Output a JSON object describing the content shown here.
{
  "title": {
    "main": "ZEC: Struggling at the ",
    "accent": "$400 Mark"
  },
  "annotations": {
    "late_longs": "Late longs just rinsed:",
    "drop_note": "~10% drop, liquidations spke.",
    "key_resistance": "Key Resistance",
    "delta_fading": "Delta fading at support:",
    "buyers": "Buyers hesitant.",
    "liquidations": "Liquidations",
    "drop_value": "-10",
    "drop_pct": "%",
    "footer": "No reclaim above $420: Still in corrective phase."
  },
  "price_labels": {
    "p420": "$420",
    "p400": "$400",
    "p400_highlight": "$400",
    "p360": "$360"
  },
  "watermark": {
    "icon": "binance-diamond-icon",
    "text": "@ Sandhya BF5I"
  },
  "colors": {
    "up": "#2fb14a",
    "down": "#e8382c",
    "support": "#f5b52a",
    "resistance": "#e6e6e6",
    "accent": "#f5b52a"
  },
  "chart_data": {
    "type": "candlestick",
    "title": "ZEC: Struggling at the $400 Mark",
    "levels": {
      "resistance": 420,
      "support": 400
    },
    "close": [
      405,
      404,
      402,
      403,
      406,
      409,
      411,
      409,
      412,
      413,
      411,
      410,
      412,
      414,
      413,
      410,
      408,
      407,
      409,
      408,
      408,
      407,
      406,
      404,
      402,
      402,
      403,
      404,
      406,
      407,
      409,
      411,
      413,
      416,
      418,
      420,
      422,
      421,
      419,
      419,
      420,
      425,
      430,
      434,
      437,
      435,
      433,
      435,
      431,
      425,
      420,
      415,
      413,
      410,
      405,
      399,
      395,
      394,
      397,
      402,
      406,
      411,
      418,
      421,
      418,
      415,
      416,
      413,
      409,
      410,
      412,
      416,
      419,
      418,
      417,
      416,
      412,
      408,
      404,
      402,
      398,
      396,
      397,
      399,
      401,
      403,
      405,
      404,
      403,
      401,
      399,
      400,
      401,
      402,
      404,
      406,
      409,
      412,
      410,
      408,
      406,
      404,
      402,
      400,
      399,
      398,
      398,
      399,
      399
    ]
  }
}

==

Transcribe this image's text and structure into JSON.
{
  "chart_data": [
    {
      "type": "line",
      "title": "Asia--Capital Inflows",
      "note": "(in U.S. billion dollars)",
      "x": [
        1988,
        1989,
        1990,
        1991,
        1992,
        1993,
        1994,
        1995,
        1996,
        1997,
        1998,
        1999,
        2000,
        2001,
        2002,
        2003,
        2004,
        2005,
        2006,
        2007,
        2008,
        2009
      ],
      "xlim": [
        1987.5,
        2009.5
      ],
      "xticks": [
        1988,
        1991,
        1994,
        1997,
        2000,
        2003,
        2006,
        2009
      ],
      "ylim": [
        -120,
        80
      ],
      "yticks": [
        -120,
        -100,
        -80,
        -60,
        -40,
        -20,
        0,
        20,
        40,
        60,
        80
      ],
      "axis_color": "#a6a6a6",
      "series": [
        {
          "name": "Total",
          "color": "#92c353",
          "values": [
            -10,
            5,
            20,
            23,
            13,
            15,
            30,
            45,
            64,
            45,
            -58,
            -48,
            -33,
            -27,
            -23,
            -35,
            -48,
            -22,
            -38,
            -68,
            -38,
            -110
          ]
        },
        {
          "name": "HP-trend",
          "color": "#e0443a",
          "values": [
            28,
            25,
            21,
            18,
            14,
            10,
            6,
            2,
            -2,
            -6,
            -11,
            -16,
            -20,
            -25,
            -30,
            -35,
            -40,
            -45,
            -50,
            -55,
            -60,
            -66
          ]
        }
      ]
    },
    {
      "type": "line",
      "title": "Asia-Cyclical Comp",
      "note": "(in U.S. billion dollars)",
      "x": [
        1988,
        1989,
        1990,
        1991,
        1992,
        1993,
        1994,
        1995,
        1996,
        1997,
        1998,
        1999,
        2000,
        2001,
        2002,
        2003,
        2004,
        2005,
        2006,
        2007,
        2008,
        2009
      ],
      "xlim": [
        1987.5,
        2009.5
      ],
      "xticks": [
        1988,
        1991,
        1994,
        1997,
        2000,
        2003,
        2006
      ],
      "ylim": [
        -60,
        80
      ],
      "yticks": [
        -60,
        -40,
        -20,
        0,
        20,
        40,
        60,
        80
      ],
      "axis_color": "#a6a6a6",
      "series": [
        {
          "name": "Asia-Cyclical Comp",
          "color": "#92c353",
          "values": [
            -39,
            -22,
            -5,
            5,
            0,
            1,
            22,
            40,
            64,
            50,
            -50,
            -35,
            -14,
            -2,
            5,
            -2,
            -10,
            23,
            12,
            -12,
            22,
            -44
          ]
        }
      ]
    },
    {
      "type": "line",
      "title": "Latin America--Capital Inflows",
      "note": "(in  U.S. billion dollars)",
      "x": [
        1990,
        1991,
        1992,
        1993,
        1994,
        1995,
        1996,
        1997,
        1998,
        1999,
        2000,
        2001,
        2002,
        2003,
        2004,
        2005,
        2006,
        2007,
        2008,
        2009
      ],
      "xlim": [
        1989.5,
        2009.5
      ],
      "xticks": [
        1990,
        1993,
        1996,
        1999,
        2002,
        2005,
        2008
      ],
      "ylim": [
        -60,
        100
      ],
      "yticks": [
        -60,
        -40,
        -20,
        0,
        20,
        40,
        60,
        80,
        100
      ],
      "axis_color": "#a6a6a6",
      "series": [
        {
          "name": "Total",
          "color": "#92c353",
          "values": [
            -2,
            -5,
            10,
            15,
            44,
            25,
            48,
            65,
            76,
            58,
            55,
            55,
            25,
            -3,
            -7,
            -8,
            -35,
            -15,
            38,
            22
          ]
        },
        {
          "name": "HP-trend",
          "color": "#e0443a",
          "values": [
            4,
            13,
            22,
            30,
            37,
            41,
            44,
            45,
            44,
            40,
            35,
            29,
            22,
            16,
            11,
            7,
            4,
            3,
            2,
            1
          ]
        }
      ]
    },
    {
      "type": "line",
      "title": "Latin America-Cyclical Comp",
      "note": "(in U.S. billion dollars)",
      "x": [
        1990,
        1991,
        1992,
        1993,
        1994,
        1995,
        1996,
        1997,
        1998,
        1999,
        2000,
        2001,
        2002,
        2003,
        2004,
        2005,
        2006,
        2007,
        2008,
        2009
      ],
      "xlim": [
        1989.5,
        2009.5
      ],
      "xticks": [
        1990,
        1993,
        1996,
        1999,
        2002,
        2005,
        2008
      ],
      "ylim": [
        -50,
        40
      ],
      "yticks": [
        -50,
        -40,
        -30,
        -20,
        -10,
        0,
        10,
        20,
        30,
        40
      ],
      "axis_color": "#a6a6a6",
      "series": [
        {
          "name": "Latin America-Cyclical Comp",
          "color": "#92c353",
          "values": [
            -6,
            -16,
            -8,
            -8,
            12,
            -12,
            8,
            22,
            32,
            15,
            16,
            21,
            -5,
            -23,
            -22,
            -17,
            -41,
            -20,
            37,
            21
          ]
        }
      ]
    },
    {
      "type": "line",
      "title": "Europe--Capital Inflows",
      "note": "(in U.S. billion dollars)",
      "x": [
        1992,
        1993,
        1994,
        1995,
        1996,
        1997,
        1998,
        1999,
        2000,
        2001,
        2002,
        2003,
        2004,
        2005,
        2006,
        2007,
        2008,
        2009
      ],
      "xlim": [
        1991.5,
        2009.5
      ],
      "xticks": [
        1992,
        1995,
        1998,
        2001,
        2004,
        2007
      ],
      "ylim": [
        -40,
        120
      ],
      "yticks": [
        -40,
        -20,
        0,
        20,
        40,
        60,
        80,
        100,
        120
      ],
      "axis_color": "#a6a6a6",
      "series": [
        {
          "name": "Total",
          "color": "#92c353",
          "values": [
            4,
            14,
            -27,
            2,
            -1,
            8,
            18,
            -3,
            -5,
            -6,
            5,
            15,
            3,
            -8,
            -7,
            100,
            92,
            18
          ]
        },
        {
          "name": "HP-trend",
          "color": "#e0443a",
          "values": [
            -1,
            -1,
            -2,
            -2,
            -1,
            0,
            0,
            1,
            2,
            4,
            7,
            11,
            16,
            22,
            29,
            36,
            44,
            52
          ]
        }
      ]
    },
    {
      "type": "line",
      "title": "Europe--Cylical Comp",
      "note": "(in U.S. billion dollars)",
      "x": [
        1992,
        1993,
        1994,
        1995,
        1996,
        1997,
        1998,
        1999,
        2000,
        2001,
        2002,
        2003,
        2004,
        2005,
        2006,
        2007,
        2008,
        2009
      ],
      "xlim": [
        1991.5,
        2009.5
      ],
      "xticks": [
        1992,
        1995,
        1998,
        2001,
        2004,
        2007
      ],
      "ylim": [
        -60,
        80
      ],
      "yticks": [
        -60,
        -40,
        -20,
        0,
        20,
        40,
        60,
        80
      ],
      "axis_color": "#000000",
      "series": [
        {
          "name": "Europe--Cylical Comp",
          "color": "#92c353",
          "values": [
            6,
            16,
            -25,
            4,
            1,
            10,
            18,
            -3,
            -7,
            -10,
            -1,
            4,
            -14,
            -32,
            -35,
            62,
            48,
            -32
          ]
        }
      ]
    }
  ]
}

==

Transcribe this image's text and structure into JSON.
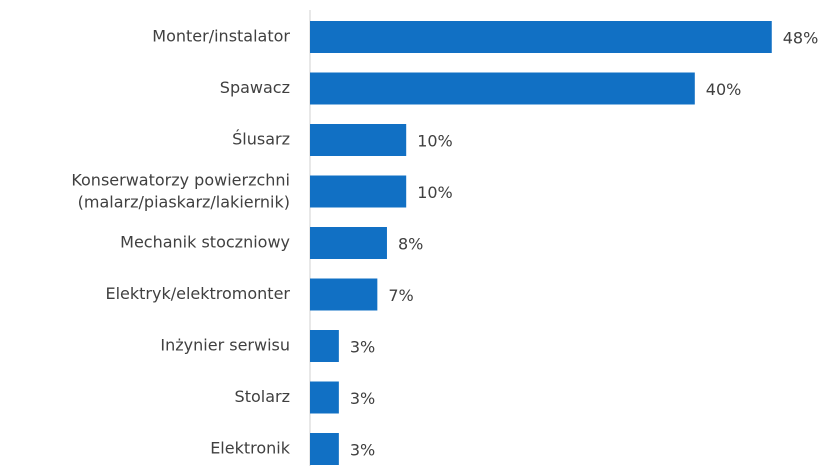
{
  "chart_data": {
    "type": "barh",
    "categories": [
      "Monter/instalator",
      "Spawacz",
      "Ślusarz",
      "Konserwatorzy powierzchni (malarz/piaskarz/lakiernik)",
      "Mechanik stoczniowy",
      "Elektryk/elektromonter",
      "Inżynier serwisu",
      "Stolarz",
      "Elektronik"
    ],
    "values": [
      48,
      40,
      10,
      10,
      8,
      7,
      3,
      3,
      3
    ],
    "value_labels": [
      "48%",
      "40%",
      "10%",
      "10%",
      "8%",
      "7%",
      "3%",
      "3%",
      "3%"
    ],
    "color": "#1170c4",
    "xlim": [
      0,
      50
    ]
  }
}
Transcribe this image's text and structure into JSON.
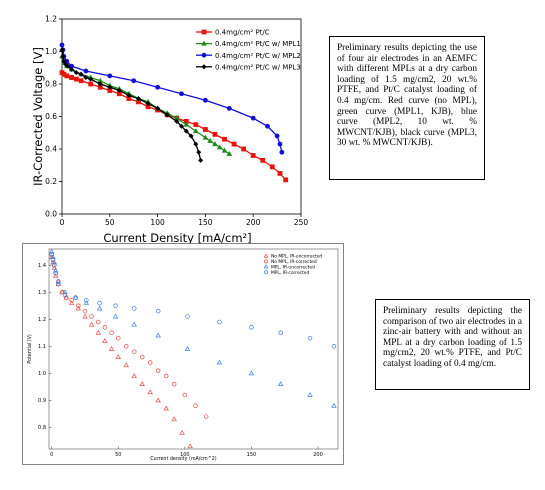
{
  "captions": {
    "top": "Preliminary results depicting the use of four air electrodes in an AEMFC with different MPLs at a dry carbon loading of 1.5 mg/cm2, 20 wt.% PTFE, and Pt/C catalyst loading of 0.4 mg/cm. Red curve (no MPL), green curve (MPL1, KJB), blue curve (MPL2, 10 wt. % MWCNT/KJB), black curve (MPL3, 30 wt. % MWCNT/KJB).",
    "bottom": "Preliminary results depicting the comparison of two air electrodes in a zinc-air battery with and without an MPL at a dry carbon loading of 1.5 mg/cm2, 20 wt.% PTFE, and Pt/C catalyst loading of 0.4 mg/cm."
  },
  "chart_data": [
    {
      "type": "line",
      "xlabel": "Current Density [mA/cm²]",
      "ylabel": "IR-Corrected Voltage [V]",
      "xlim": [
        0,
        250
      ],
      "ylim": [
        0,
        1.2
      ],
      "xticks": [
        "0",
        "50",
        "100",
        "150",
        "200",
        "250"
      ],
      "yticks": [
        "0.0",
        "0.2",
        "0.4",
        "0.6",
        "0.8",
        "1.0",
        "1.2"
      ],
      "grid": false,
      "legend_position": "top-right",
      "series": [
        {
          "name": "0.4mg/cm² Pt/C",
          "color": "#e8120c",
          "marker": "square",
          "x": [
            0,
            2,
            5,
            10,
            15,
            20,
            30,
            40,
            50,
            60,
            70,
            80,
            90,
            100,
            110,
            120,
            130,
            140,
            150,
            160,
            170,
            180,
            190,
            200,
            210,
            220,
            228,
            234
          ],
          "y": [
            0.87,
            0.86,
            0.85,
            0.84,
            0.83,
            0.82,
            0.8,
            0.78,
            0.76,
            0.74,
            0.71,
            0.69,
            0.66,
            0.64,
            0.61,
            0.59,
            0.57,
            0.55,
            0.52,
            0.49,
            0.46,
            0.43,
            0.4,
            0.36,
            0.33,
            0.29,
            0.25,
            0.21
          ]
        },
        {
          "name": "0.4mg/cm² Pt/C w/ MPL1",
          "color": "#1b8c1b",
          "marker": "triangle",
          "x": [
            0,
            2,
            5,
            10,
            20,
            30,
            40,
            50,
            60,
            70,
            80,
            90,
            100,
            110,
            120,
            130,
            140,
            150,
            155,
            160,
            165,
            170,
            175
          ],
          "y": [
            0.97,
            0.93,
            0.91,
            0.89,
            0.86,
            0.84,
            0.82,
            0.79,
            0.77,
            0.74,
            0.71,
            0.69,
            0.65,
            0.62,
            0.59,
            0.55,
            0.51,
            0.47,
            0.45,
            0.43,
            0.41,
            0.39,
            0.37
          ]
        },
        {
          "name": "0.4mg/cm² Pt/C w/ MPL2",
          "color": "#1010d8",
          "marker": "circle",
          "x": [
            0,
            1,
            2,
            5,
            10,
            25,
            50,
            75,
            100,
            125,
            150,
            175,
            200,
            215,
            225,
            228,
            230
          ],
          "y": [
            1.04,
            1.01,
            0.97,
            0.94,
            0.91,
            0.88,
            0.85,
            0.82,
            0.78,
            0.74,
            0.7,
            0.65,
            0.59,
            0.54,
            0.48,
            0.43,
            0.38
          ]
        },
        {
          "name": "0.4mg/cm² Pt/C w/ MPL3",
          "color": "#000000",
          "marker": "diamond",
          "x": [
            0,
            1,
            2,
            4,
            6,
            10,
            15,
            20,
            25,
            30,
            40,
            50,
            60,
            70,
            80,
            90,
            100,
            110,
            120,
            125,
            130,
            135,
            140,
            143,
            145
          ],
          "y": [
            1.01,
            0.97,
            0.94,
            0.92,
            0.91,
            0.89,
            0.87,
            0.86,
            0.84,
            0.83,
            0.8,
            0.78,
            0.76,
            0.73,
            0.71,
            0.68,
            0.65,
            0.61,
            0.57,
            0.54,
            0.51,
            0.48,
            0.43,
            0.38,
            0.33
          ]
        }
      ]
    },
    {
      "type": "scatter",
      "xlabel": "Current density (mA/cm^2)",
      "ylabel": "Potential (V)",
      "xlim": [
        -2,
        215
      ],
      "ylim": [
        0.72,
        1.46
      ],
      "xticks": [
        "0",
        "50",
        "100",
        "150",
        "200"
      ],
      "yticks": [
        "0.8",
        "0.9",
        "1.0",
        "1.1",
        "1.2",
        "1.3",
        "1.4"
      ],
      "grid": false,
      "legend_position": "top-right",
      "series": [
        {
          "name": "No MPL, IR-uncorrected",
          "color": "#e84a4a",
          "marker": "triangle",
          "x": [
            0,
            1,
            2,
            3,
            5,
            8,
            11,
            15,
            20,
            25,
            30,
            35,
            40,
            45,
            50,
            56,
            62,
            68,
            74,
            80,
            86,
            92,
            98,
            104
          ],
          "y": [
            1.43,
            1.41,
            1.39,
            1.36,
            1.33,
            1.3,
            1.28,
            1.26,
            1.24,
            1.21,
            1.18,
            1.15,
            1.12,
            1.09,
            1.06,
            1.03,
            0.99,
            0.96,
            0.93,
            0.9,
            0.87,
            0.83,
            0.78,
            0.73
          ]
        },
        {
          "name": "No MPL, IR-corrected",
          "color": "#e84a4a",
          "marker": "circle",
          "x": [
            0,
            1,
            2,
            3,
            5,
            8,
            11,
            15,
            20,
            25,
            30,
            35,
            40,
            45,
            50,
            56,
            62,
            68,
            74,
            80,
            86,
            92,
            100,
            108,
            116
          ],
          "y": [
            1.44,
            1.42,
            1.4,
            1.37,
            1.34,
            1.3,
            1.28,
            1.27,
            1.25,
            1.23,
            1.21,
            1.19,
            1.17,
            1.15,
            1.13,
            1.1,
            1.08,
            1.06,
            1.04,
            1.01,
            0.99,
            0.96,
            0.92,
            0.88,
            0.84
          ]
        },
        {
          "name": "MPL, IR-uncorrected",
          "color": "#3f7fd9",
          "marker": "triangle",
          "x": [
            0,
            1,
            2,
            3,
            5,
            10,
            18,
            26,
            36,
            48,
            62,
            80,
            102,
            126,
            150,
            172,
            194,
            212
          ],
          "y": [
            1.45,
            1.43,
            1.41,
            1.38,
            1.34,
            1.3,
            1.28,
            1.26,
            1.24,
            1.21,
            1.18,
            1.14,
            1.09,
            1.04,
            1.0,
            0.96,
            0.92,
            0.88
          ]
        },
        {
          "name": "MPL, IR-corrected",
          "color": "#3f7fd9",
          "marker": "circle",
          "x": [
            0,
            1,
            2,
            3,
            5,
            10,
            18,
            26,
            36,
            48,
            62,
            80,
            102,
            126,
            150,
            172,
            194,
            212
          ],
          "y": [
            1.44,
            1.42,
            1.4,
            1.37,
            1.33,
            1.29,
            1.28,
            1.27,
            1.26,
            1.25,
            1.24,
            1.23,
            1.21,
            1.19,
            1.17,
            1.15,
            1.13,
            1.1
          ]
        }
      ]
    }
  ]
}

Task requirements:
From the records given above, copy all lines containing "Asia".

Solution to this problem:
      "title": "Asia--Capital Inflows",
      "title": "Asia-Cyclical Comp",
          "name": "Asia-Cyclical Comp",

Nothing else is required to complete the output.